[Problem to work on]
Convert the lines of all the entries below into a single numbered list. Skip blank lines and leave out the pictures.

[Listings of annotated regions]
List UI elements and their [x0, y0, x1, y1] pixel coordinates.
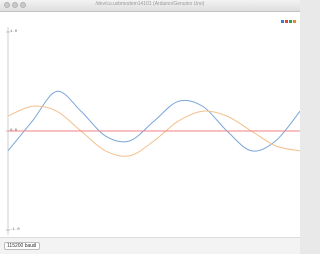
legend-swatch: [289, 20, 292, 23]
title-bar: /dev/cu.usbmodem14101 (Arduino/Genuino U…: [0, 0, 300, 12]
legend-swatch: [285, 20, 288, 23]
series-legend: [281, 20, 296, 23]
baud-rate-value: 115200 baud: [7, 243, 36, 249]
chevron-updown-icon: ⇳: [32, 243, 37, 249]
y-tick-label: -1.0: [10, 228, 20, 232]
serial-plotter-window: /dev/cu.usbmodem14101 (Arduino/Genuino U…: [0, 0, 300, 254]
legend-swatch: [281, 20, 284, 23]
plot-chart: [6, 27, 300, 235]
bottom-toolbar: 115200 baud ⇳: [0, 237, 300, 254]
legend-swatch: [293, 20, 296, 23]
plot-area: 1.0 0.0 -1.0: [0, 12, 300, 237]
window-title: /dev/cu.usbmodem14101 (Arduino/Genuino U…: [95, 1, 205, 7]
y-tick-label: 1.0: [10, 30, 18, 34]
baud-rate-select[interactable]: 115200 baud ⇳: [4, 242, 40, 250]
series-line-0: [7, 90, 300, 152]
y-tick-label: 0.0: [10, 129, 18, 133]
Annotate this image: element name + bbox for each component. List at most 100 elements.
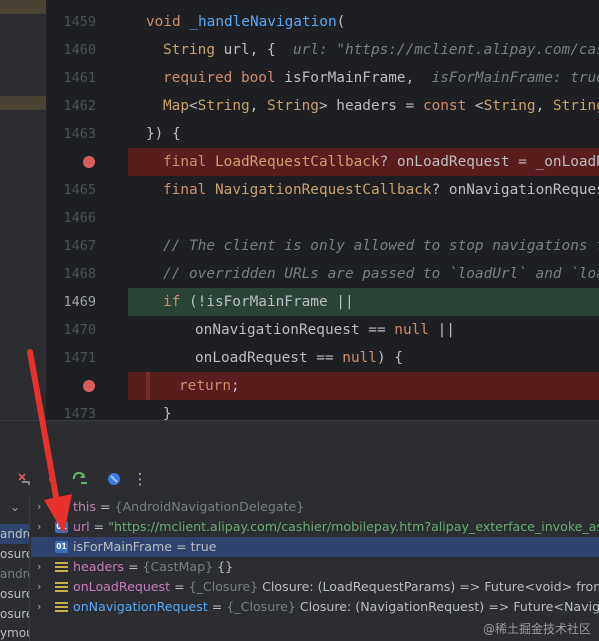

[Completed exercise]
1. List UI elements and their [x0, y0, x1, y1] pixel coordinates.
2. legend-swatch: [289, 20, 292, 23]
3. title-bar: /dev/cu.usbmodem14101 (Arduino/Genuino U…: [0, 0, 300, 12]
4. legend-swatch: [285, 20, 288, 23]
5. series-legend: [281, 20, 296, 23]
6. baud-rate-value: 115200 baud: [7, 243, 36, 249]
7. chevron-updown-icon: ⇳: [32, 243, 37, 249]
8. y-tick-label: -1.0: [10, 228, 20, 232]
9. serial-plotter-window: /dev/cu.usbmodem14101 (Arduino/Genuino U…: [0, 0, 300, 254]
10. legend-swatch: [281, 20, 284, 23]
11. plot-chart: [6, 27, 300, 235]
12. bottom-toolbar: 115200 baud ⇳: [0, 237, 300, 254]
13. legend-swatch: [293, 20, 296, 23]
14. plot-area: 1.0 0.0 -1.0: [0, 12, 300, 237]
15. window-title: /dev/cu.usbmodem14101 (Arduino/Genuino U…: [95, 1, 205, 7]
16. y-tick-label: 1.0: [10, 30, 18, 34]
17. baud-rate-select[interactable]: 115200 baud ⇳: [4, 242, 40, 250]
18. series-line-0: [7, 90, 300, 152]
19. y-tick-label: 0.0: [10, 129, 18, 133]
20. Annotate this image: element name + bbox for each component. List at most 100 elements.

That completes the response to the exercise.